_Stated exercise_
Pull out every line with the word "color".

_Data rows_
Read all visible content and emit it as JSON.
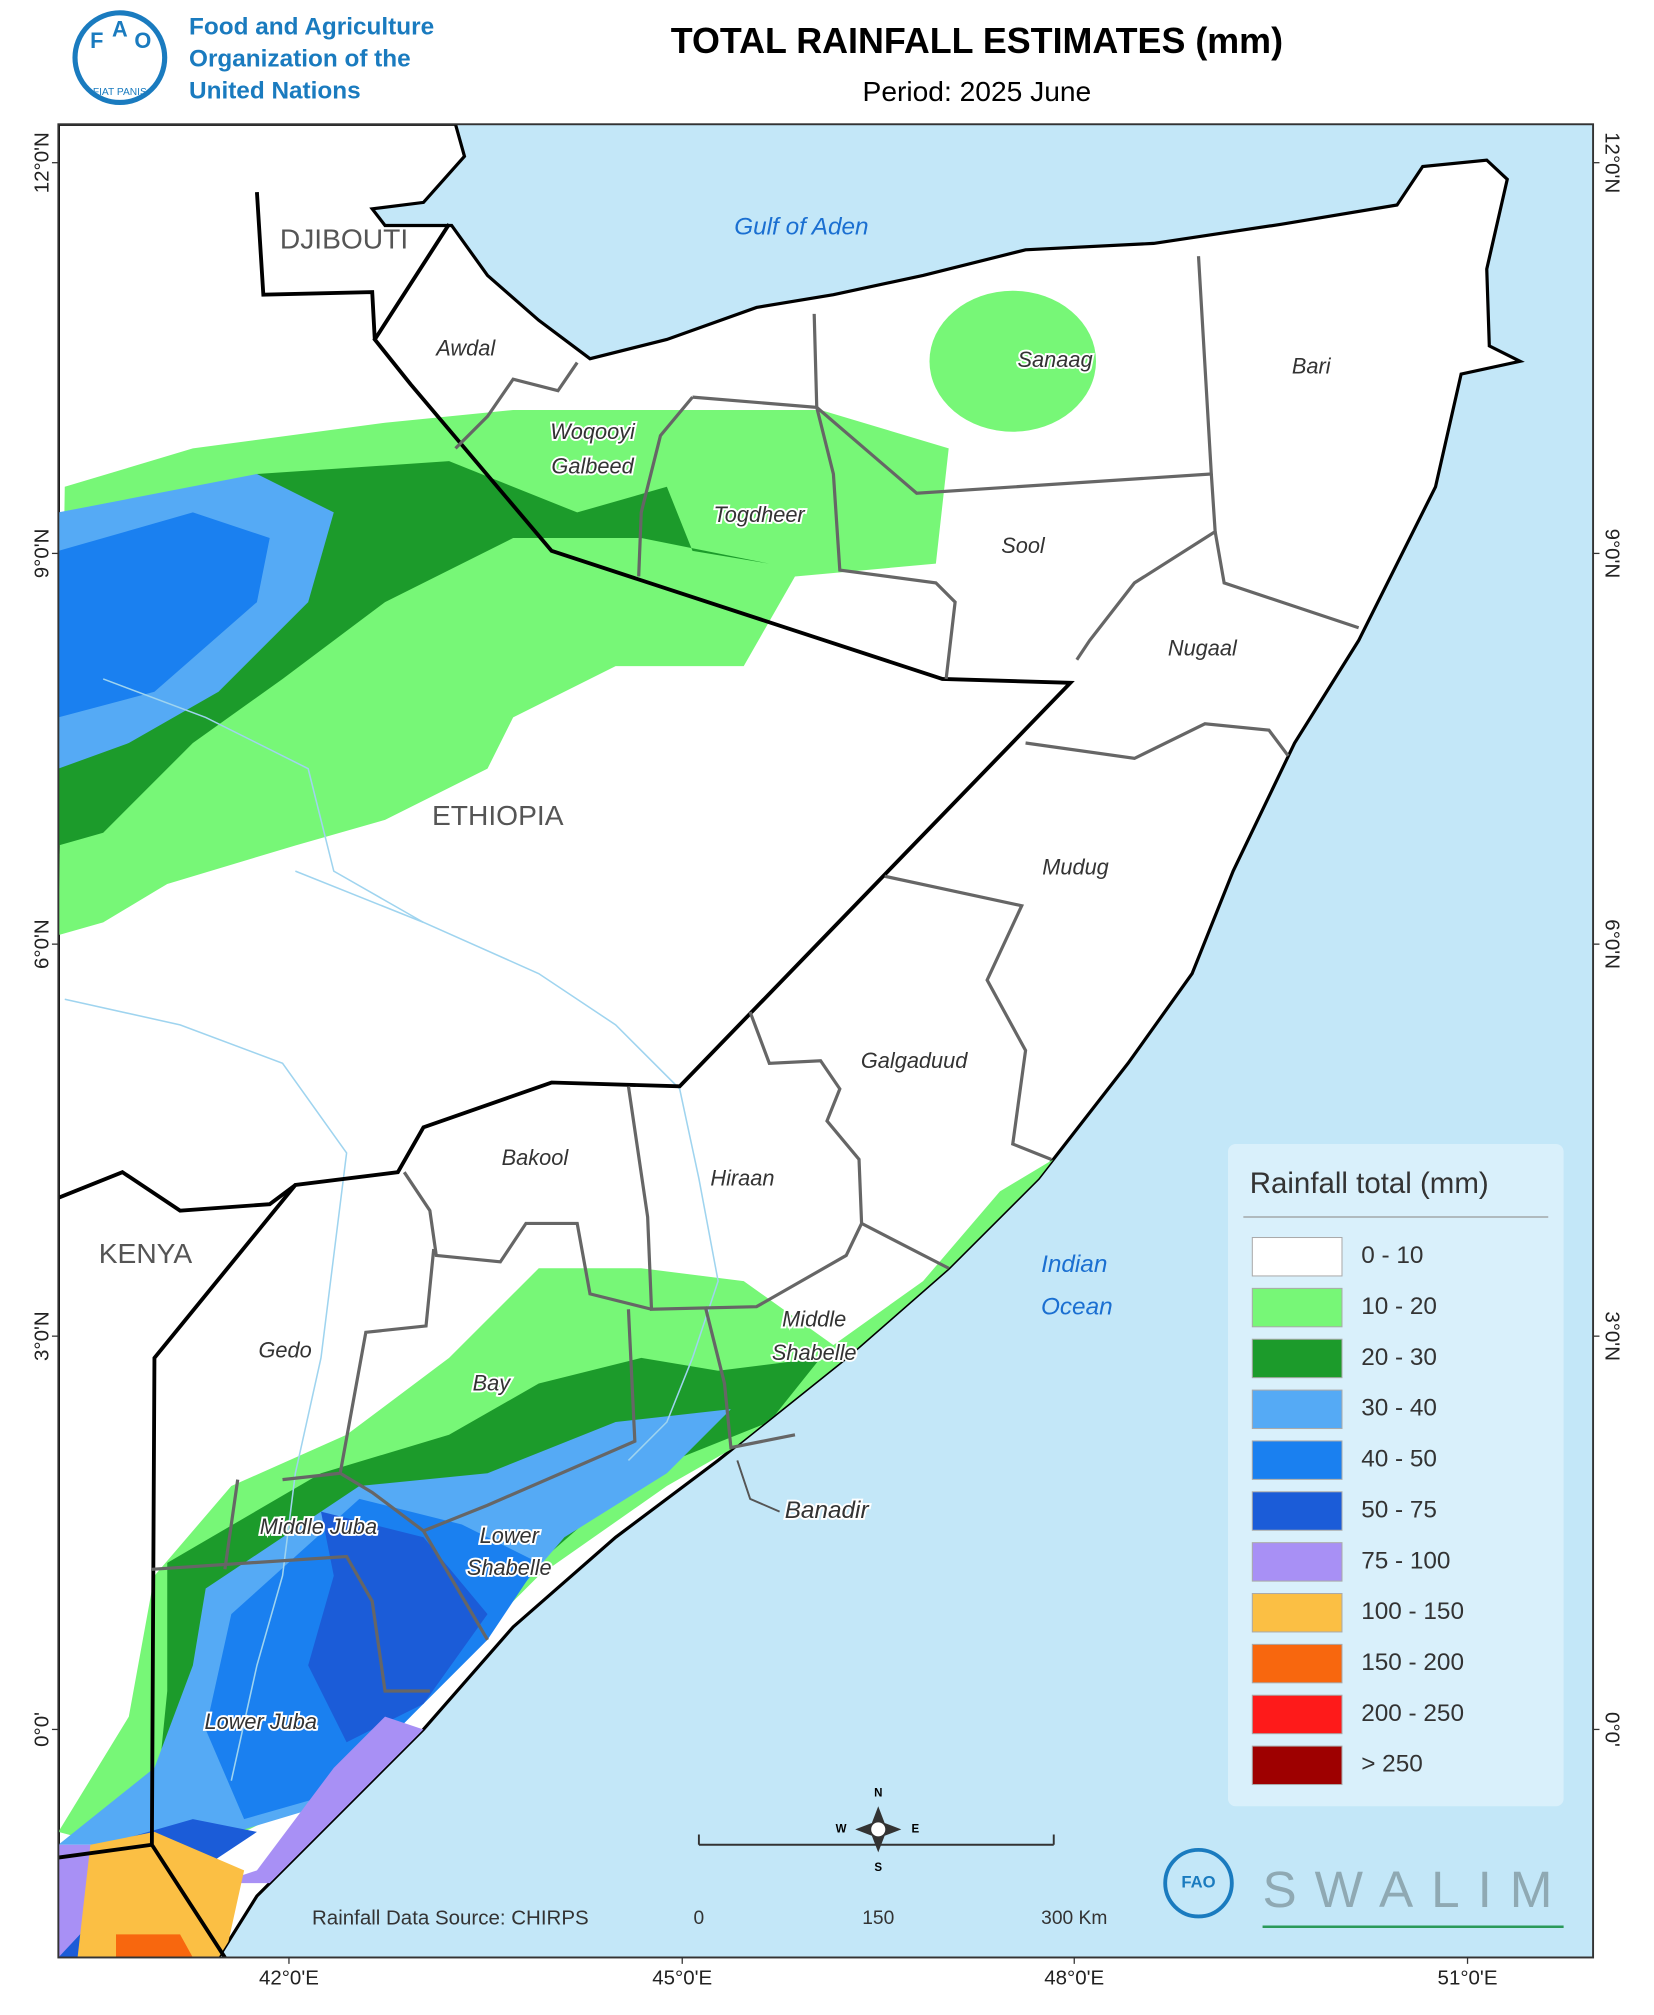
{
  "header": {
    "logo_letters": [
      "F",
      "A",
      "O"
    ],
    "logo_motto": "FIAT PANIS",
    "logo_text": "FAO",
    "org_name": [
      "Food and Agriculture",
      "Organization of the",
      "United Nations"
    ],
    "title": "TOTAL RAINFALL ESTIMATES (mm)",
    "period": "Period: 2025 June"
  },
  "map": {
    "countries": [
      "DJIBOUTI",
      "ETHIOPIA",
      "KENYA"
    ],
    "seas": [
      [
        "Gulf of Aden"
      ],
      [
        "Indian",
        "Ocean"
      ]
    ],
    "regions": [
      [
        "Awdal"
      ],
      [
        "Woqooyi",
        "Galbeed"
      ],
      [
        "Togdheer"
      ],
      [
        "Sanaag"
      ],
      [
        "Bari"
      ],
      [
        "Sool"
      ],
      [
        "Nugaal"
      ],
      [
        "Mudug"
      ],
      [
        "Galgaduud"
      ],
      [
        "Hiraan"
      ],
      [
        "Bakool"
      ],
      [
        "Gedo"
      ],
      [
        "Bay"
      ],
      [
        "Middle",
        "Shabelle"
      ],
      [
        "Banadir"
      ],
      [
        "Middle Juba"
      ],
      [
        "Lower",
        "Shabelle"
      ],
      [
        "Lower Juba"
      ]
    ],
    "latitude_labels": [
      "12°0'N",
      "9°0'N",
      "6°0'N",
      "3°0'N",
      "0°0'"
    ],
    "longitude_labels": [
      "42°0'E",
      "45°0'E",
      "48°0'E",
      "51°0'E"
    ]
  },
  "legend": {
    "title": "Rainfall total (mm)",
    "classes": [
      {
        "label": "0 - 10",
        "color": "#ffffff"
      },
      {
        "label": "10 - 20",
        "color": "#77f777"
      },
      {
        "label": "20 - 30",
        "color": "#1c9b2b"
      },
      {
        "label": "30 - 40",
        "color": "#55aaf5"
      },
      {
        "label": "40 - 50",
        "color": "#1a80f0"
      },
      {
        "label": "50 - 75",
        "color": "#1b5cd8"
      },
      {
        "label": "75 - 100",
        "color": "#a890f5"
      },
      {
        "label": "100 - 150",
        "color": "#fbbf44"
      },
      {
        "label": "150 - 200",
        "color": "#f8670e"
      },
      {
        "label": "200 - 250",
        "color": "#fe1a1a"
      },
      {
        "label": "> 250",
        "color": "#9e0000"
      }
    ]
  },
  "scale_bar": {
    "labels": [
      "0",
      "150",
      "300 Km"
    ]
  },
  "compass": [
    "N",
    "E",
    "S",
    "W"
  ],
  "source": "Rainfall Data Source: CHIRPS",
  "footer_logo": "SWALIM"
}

_Solution_
        "color": "#ffffff"
        "color": "#77f777"
        "color": "#1c9b2b"
        "color": "#55aaf5"
        "color": "#1a80f0"
        "color": "#1b5cd8"
        "color": "#a890f5"
        "color": "#fbbf44"
        "color": "#f8670e"
        "color": "#fe1a1a"
        "color": "#9e0000"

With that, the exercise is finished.